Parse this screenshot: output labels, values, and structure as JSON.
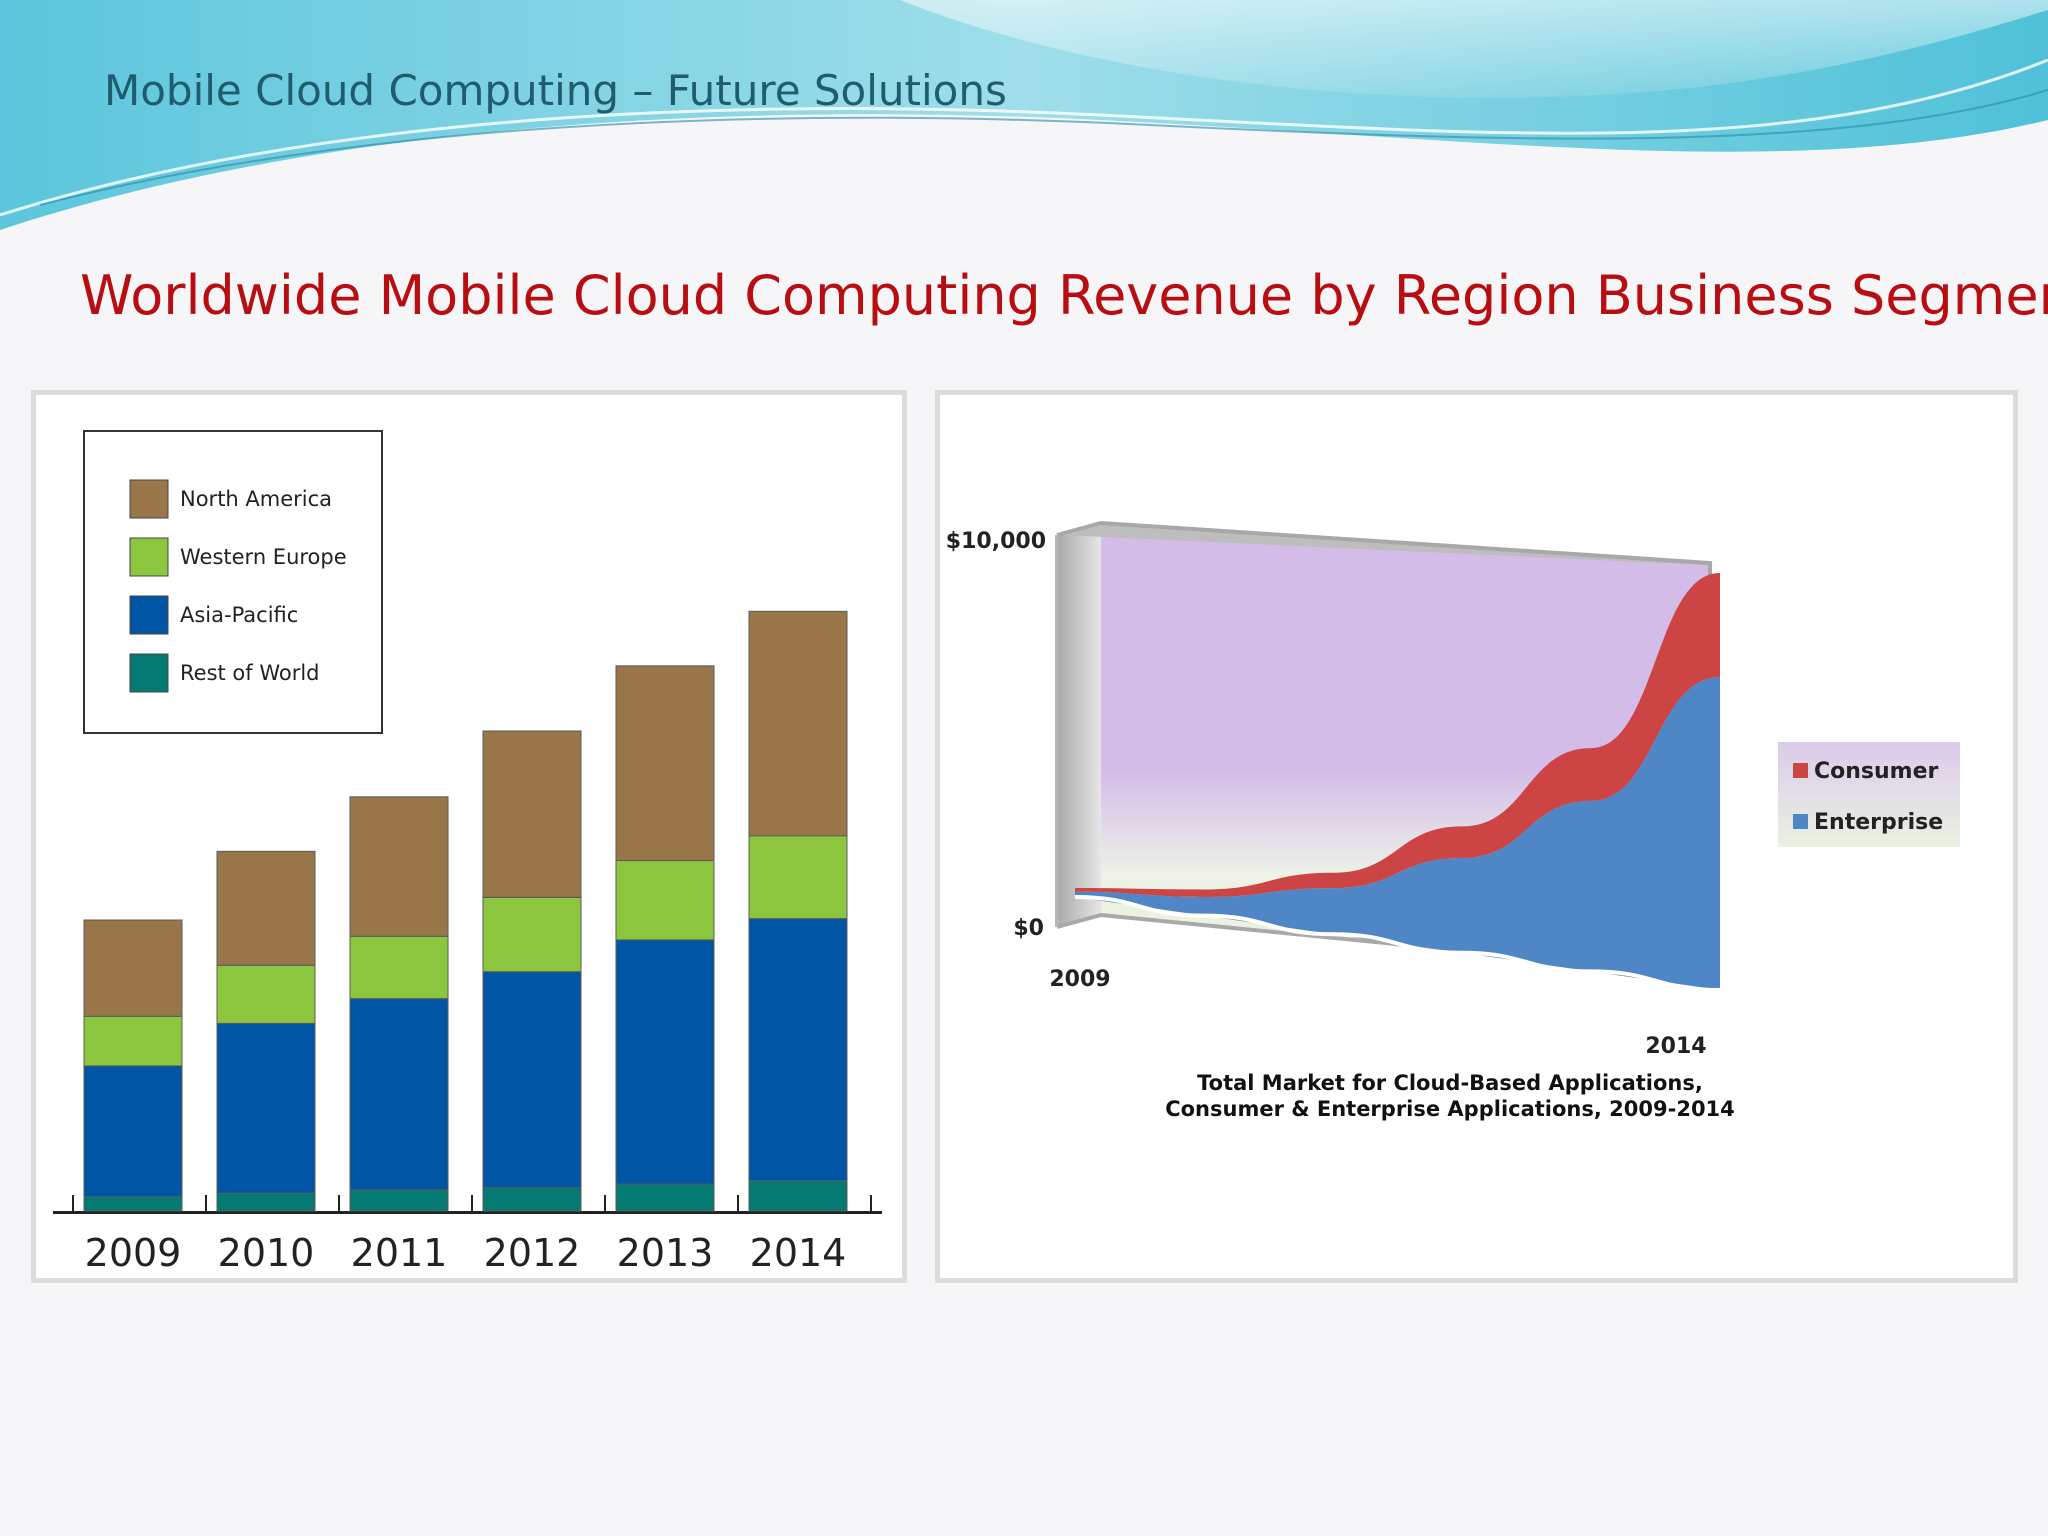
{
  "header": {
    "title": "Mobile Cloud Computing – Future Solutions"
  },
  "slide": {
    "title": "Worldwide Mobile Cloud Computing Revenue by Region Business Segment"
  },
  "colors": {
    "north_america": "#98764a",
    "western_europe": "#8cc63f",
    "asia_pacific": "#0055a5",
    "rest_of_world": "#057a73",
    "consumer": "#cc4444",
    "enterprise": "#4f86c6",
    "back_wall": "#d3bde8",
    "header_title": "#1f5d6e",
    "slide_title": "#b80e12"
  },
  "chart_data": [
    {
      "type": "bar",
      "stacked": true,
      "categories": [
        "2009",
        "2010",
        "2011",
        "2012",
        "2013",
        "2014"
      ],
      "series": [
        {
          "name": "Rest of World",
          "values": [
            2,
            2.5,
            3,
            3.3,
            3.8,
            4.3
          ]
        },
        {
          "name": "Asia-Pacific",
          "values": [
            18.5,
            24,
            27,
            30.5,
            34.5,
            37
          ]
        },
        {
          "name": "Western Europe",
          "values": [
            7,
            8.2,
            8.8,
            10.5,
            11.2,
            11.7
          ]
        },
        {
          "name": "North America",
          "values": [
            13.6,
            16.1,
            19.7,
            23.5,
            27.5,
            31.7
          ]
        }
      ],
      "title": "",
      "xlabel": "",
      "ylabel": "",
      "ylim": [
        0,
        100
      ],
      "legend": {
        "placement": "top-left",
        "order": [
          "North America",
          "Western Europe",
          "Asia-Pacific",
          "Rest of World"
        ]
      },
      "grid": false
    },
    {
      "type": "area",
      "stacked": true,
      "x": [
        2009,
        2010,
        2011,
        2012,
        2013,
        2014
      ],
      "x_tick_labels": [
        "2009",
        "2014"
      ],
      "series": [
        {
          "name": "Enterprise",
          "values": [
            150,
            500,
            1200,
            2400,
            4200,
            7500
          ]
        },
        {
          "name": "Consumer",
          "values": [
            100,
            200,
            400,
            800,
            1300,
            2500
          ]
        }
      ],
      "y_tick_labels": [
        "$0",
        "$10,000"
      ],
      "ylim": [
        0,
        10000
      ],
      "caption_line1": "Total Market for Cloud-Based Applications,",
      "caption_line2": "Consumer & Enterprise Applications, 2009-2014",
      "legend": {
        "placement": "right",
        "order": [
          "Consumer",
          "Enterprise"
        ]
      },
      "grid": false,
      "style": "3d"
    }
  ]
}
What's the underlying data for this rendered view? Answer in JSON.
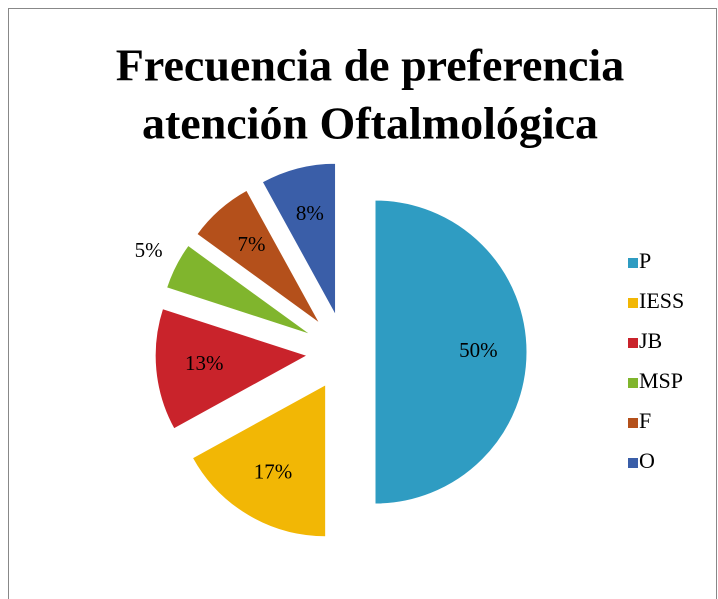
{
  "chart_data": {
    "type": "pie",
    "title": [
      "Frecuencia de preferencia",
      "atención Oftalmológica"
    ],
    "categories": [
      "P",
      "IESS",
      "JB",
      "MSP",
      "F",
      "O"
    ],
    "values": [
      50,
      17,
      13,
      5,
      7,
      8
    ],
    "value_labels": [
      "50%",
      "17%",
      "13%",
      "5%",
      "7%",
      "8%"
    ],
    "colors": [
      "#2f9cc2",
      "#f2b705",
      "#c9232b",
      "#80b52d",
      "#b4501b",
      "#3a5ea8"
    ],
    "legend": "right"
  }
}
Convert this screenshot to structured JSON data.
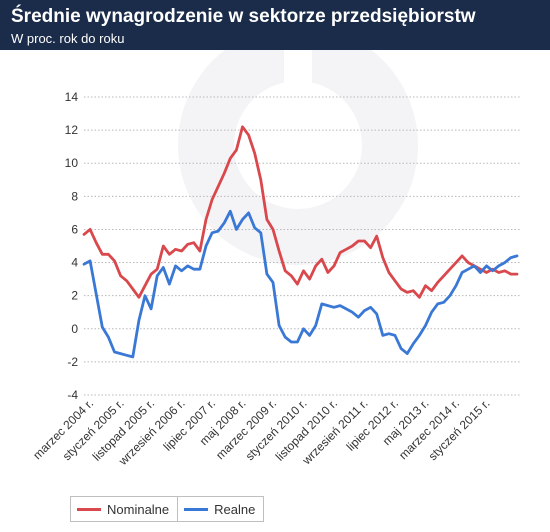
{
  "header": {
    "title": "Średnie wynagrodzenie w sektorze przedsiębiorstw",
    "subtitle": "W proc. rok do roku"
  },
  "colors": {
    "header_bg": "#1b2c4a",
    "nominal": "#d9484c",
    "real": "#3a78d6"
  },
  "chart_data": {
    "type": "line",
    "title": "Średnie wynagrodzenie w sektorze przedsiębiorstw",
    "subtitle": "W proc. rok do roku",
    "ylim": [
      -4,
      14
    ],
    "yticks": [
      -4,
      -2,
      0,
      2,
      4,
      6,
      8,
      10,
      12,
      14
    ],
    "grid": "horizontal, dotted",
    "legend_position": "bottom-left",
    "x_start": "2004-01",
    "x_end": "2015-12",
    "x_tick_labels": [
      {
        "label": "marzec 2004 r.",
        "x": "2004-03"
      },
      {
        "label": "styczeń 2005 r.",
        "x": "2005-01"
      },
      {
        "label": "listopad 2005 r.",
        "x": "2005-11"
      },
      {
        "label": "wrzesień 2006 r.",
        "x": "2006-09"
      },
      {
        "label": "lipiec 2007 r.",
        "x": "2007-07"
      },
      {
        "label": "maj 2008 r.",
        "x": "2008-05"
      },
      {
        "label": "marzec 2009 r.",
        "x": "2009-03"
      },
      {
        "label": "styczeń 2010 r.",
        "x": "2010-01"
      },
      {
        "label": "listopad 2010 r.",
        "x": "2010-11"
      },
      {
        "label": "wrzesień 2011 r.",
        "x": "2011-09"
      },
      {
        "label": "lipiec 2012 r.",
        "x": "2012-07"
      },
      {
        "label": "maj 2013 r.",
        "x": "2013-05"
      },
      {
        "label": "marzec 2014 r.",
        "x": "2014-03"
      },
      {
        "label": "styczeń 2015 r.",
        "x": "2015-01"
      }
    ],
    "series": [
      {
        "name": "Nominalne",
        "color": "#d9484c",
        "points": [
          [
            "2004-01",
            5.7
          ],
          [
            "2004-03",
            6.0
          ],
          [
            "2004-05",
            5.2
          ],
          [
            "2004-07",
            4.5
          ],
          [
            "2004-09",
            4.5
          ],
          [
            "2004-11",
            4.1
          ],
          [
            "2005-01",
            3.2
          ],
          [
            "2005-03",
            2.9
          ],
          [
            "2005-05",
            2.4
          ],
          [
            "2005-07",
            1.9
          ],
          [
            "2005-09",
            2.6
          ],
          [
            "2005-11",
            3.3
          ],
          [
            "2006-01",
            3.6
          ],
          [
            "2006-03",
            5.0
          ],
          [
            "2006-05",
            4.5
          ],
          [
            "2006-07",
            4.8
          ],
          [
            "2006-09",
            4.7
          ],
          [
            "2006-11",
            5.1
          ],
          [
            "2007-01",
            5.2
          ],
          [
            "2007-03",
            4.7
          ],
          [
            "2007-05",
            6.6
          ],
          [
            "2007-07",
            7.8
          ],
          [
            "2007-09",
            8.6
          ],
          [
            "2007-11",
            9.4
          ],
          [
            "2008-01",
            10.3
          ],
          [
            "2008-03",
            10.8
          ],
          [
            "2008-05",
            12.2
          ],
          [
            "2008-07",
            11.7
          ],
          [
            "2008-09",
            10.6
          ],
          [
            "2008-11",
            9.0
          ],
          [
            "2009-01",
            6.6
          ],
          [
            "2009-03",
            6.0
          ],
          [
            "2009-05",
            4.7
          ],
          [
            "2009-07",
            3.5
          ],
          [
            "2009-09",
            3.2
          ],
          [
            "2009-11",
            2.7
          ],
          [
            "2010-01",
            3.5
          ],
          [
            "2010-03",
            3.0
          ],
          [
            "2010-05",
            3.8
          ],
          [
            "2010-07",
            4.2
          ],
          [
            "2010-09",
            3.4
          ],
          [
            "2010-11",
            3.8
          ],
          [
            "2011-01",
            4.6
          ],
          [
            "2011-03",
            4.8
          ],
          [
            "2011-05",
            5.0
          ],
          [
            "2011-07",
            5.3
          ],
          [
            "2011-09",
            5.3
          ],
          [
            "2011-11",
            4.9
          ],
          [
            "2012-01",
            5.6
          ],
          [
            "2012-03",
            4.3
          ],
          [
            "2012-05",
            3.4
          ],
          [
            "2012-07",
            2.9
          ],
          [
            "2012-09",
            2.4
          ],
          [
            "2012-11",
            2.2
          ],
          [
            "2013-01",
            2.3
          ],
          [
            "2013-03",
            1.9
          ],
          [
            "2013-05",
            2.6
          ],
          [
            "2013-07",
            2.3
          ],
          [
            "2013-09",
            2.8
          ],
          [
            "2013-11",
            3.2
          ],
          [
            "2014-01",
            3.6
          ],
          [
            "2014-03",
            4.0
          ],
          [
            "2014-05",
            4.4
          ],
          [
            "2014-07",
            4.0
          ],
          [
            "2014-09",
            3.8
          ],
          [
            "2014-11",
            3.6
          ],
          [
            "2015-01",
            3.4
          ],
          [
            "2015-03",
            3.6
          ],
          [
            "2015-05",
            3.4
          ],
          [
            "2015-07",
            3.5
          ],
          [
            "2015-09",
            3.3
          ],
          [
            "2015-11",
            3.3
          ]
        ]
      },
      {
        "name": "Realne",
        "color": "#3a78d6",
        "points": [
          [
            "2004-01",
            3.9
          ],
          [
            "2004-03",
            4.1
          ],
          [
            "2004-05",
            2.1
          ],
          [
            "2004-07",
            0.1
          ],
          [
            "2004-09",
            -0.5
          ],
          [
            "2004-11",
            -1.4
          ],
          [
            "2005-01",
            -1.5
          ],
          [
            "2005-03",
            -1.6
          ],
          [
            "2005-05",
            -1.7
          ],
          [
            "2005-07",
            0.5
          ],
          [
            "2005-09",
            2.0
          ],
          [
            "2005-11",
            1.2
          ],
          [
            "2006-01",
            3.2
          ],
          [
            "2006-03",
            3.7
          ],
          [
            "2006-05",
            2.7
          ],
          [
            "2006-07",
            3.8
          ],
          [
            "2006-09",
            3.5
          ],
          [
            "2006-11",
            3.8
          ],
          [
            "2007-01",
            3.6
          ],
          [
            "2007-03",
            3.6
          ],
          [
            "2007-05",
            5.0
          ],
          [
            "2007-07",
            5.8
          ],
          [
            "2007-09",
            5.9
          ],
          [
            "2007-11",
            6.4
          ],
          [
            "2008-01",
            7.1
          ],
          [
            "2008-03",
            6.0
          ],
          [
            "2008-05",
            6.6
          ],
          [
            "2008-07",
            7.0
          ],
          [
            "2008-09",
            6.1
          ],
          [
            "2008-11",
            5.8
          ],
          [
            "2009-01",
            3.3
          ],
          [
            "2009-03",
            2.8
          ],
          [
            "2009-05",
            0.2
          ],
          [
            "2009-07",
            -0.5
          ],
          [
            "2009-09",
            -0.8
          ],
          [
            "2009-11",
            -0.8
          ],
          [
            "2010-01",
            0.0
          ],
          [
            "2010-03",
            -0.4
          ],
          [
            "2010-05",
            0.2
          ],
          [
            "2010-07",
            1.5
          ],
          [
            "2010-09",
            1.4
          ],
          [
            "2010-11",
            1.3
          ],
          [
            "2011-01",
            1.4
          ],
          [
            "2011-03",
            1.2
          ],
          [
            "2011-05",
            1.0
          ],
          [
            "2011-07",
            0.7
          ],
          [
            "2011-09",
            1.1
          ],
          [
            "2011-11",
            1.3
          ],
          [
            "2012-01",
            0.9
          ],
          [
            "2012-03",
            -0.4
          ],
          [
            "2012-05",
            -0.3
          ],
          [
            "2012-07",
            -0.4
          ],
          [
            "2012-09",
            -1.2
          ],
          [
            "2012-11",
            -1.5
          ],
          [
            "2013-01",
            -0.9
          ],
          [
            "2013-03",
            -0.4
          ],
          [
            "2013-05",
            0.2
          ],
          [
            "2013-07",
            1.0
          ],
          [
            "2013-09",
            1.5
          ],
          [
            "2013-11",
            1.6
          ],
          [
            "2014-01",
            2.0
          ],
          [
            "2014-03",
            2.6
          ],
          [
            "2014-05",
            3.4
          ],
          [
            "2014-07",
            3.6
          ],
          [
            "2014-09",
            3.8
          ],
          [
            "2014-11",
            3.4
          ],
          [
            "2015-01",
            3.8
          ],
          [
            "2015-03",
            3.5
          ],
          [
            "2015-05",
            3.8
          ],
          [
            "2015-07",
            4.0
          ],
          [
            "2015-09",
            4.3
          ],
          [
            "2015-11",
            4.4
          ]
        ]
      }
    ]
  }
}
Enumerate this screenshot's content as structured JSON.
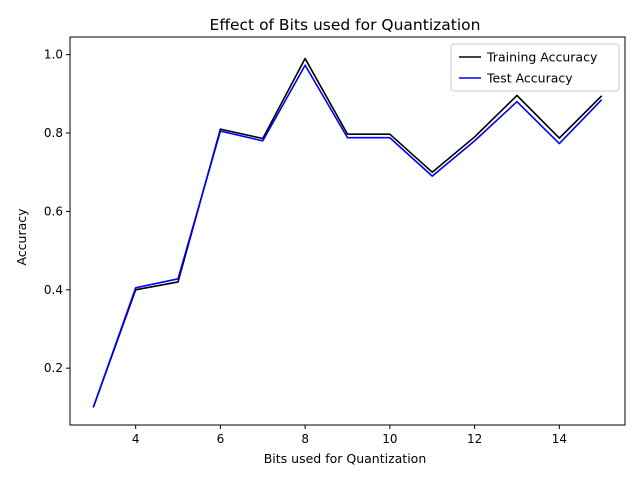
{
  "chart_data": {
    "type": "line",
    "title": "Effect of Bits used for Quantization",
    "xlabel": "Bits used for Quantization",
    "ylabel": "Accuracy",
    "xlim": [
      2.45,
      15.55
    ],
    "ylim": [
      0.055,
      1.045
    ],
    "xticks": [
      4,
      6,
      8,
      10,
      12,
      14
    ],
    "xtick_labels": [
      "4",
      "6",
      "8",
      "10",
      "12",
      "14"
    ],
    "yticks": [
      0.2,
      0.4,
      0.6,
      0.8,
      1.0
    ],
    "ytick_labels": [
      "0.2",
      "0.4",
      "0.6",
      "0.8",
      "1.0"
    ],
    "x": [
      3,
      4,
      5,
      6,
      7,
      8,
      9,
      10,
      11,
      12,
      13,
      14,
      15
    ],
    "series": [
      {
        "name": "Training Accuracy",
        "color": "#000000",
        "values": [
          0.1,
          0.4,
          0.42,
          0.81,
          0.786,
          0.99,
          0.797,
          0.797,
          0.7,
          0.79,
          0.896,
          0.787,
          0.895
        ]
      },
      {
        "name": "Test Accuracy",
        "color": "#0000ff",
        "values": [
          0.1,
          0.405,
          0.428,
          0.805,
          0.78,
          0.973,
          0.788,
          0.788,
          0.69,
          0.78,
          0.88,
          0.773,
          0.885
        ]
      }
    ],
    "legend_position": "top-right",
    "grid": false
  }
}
● ● ● ● ● ● ●
• **GIVEN INSTRUCTION**: Gather and copy every line of the data in which the string "placement" is found.

• **RESULT OF THIS EXERCISE**:
        "placement": "top-left",
        "placement": "right",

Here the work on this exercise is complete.